(Dataset items)
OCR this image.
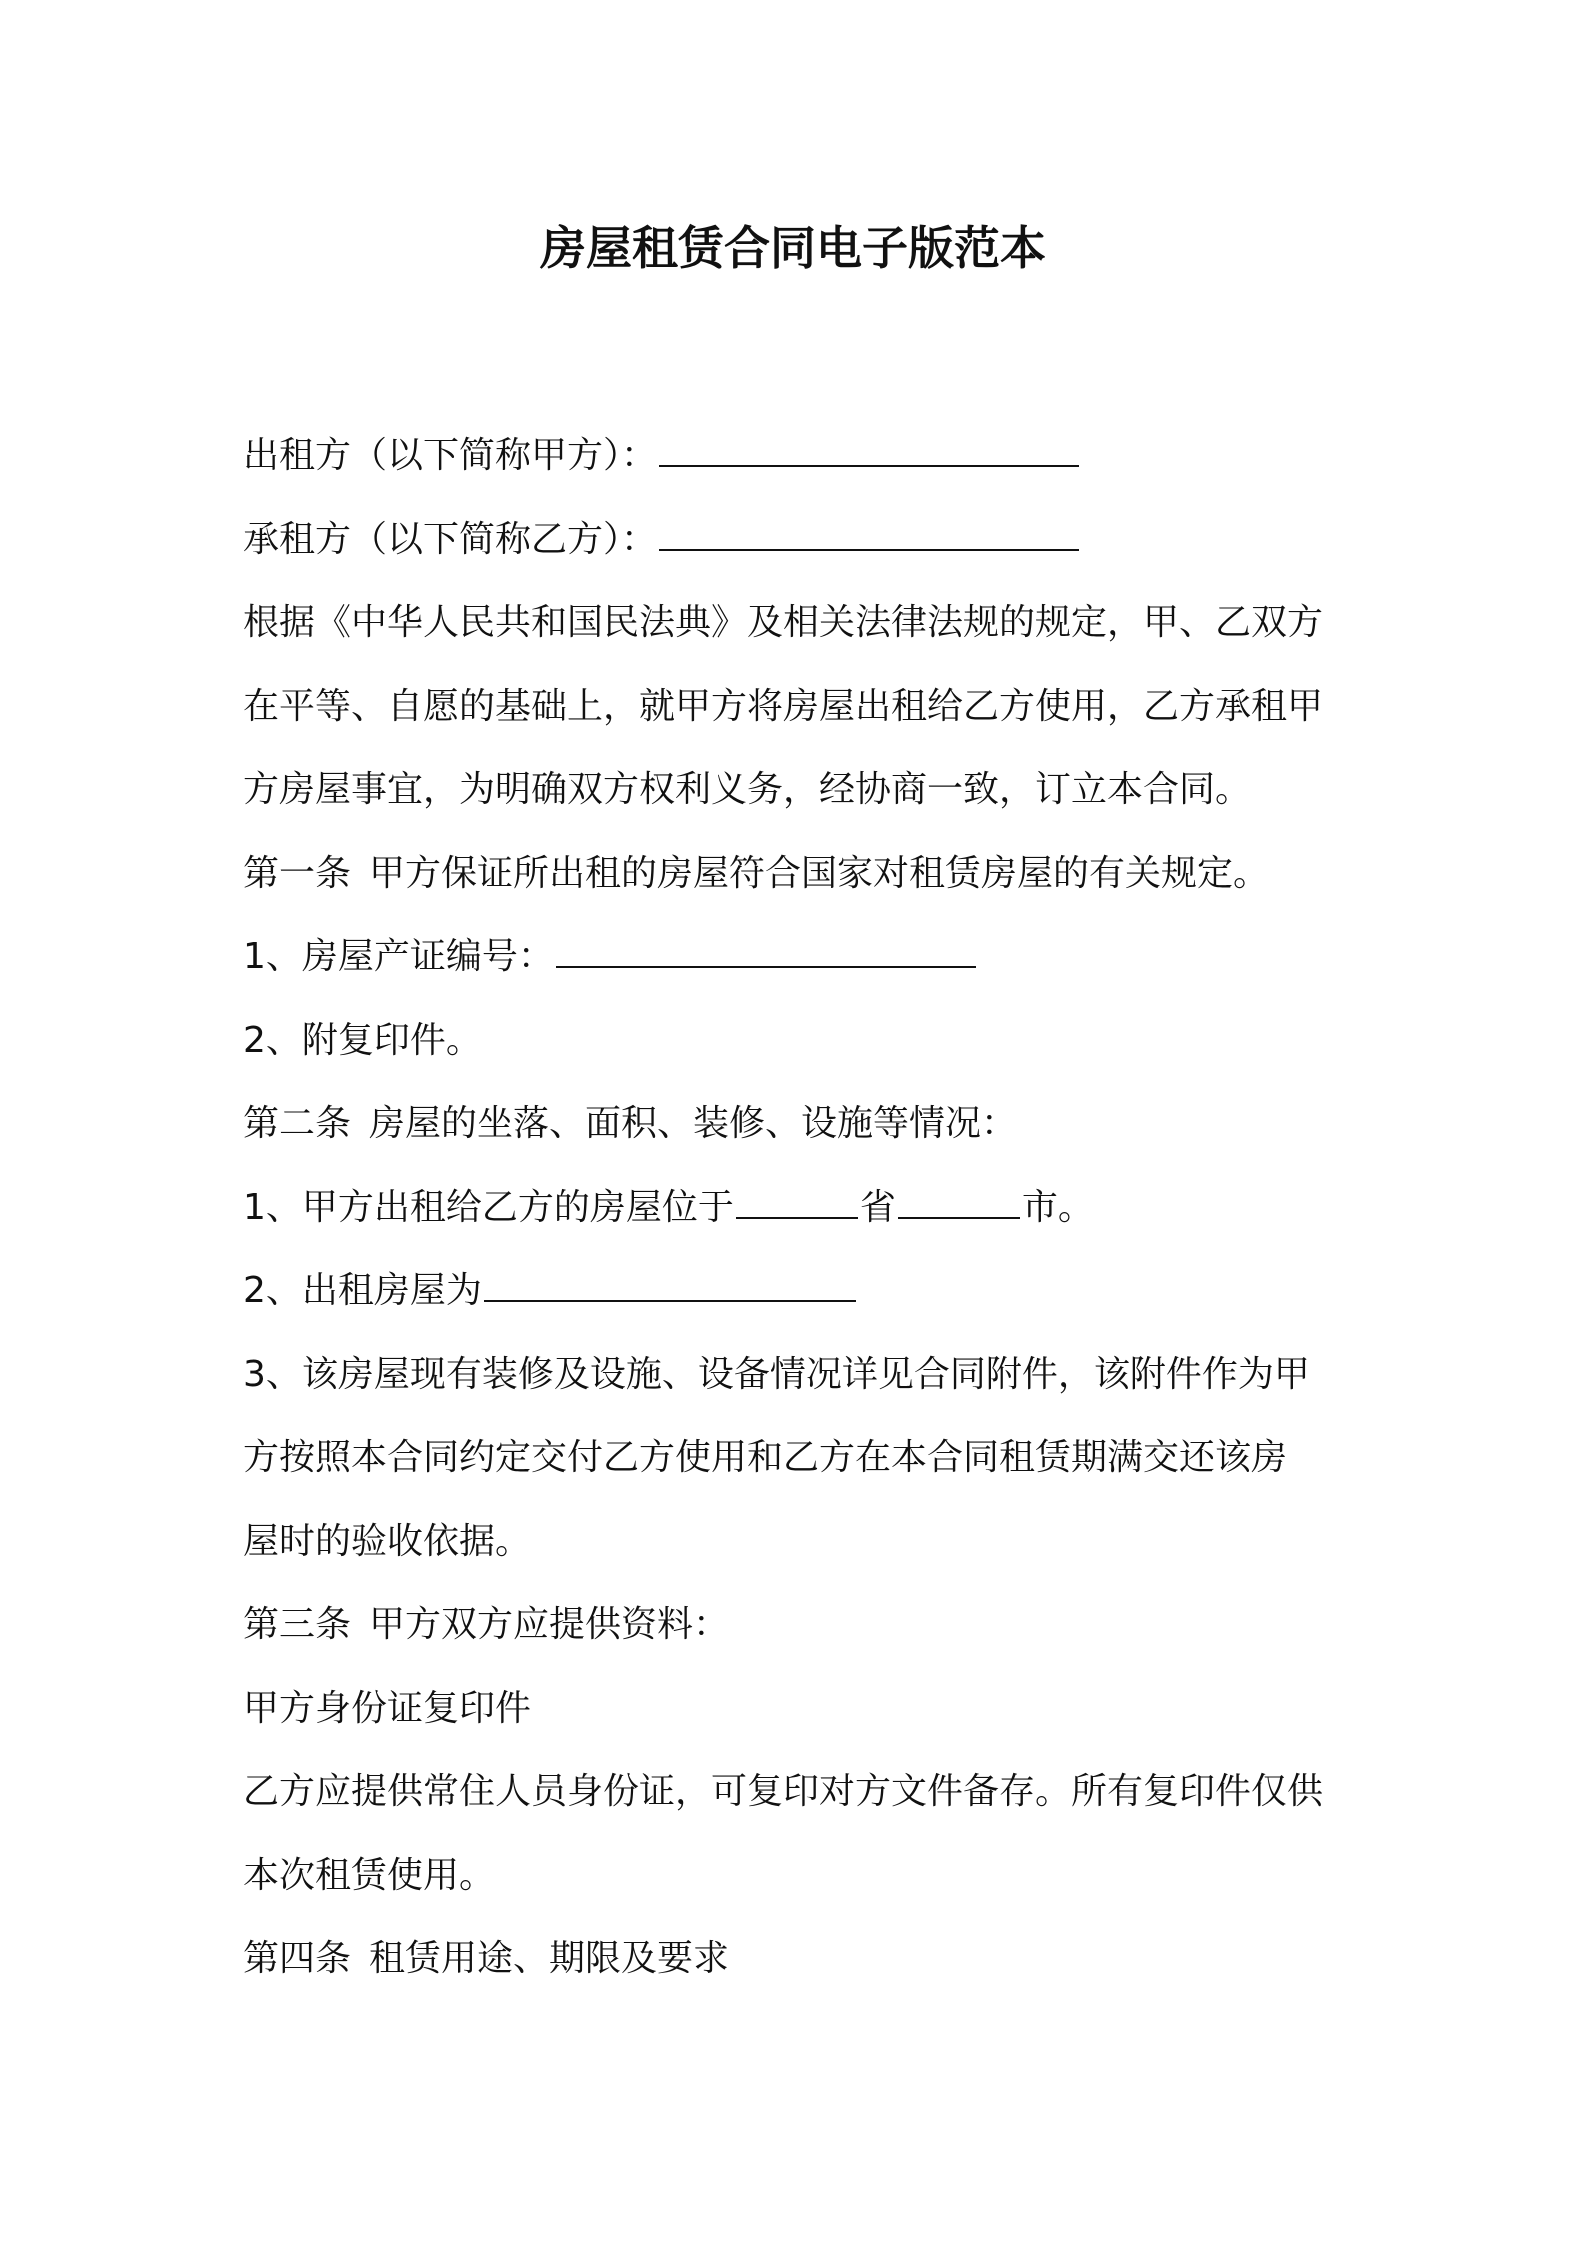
房屋租赁合同电子版范本
出租方（以下简称甲方）：
承租方（以下简称乙方）：
根据《中华人民共和国民法典》及相关法律法规的规定，甲、乙双方
在平等、自愿的基础上，就甲方将房屋出租给乙方使用，乙方承租甲
方房屋事宜，为明确双方权利义务，经协商一致，订立本合同。
第一条 甲方保证所出租的房屋符合国家对租赁房屋的有关规定。
1、房屋产证编号：
2、附复印件。
第二条 房屋的坐落、面积、装修、设施等情况：
1、甲方出租给乙方的房屋位于	省	市。
2、出租房屋为
3、该房屋现有装修及设施、设备情况详见合同附件，该附件作为甲
方按照本合同约定交付乙方使用和乙方在本合同租赁期满交还该房
屋时的验收依据。
第三条 甲方双方应提供资料：
甲方身份证复印件
乙方应提供常住人员身份证，可复印对方文件备存。所有复印件仅供
本次租赁使用。
第四条 租赁用途、期限及要求
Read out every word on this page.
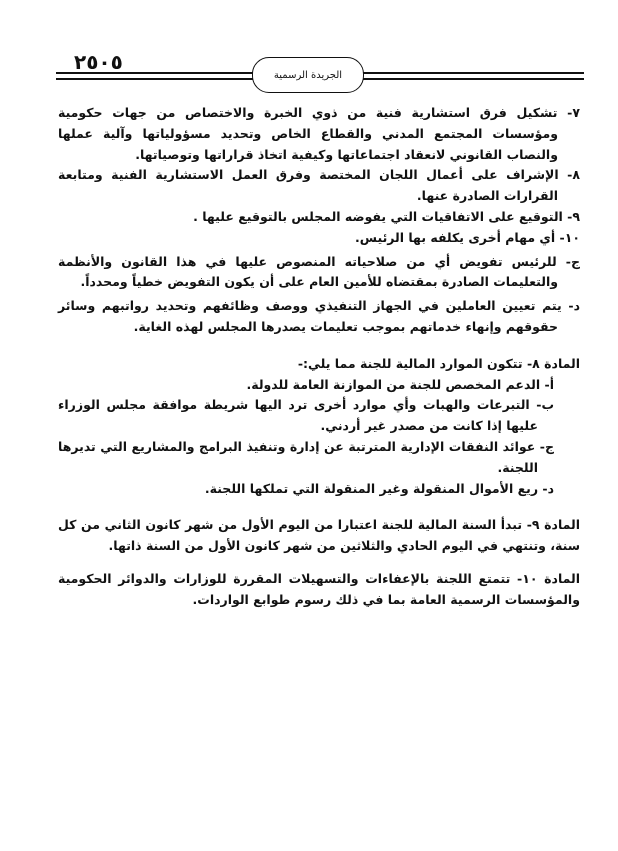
٢٥٠٥
الجريدة الرسمية

٧- تشكيل فرق استشارية فنية من ذوي الخبرة والاختصاص من جهات حكومية ومؤسسات المجتمع المدني والقطاع الخاص وتحديد مسؤولياتها وآلية عملها والنصاب القانوني لانعقاد اجتماعاتها وكيفية اتخاذ قراراتها وتوصياتها.

٨- الإشراف على أعمال اللجان المختصة وفرق العمل الاستشارية الفنية ومتابعة القرارات الصادرة عنها.

٩- التوقيع على الاتفاقيات التي يفوضه المجلس بالتوقيع عليها .

١٠- أي مهام أخرى يكلفه بها الرئيس.

ج- للرئيس تفويض أي من صلاحياته المنصوص عليها في هذا القانون والأنظمة والتعليمات الصادرة بمقتضاه للأمين العام على أن يكون التفويض خطياً ومحدداً.

د- يتم تعيين العاملين في الجهاز التنفيذي ووصف وظائفهم وتحديد رواتبهم وسائر حقوقهم وإنهاء خدماتهم بموجب تعليمات يصدرها المجلس لهذه الغاية.

المادة ٨- تتكون الموارد المالية للجنة مما يلي:-

أ- الدعم المخصص للجنة من الموازنة العامة للدولة.

ب- التبرعات والهبات وأي موارد أخرى ترد اليها شريطة موافقة مجلس الوزراء عليها إذا كانت من مصدر غير أردني.

ج- عوائد النفقات الإدارية المترتبة عن إدارة وتنفيذ البرامج والمشاريع التي تديرها اللجنة.

د- ريع الأموال المنقولة وغير المنقولة التي تملكها اللجنة.

المادة ٩- تبدأ السنة المالية للجنة اعتبارا من اليوم الأول من شهر كانون الثاني من كل سنة، وتنتهي في اليوم الحادي والثلاثين من شهر كانون الأول من السنة ذاتها.

المادة ١٠- تتمتع اللجنة بالإعفاءات والتسهيلات المقررة للوزارات والدوائر الحكومية والمؤسسات الرسمية العامة بما في ذلك رسوم طوابع الواردات.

(Goal):
Determine how many of the lines above hold the word "المادة", and output that number by itself.

(Answer for this exercise):
3